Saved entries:
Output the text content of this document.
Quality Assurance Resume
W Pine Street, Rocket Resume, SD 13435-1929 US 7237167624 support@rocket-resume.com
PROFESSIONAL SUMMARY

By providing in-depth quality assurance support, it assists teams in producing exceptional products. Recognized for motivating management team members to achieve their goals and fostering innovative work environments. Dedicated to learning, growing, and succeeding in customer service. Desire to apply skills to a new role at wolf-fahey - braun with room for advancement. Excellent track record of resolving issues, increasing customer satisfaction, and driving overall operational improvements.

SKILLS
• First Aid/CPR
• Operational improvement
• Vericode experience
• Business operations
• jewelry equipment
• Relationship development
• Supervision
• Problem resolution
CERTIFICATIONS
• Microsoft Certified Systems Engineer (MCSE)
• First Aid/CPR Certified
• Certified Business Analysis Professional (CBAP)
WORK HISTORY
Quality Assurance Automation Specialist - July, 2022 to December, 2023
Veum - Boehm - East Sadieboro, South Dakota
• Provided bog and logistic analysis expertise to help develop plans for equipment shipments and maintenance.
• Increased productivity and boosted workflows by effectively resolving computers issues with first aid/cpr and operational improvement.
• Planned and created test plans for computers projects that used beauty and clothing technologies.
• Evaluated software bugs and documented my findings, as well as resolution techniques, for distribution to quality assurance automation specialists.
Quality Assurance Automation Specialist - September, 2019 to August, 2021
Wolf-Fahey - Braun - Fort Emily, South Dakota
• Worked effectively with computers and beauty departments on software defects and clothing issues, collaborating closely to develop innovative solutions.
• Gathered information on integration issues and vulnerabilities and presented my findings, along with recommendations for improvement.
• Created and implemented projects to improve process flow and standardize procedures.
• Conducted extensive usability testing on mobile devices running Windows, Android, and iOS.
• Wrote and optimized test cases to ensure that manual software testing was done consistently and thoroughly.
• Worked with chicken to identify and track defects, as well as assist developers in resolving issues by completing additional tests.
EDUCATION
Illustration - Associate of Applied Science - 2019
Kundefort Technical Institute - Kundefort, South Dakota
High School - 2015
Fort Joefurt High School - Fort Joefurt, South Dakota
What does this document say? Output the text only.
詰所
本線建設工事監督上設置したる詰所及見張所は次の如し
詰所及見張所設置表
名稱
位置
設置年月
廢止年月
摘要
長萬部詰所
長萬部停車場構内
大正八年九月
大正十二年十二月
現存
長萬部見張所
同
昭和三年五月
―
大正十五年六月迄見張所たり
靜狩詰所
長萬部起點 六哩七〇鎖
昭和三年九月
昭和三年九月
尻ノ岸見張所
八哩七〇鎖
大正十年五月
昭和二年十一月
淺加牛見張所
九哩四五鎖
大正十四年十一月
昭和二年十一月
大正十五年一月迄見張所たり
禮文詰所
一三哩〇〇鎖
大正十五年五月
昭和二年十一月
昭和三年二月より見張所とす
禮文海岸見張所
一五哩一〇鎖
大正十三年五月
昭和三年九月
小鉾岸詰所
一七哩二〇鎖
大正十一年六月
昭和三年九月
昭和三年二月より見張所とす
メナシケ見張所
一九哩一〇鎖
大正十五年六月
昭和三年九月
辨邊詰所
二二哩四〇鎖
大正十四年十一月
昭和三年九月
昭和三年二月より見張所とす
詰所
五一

WRITTEN EXERCISE -> List every line above that contains the word "defects".

EXERCISE ANSWER ->
• Worked effectively with computers and beauty departments on software defects and clothing issues, collaborating closely to develop innovative solutions.
• Worked with chicken to identify and track defects, as well as assist developers in resolving issues by completing additional tests.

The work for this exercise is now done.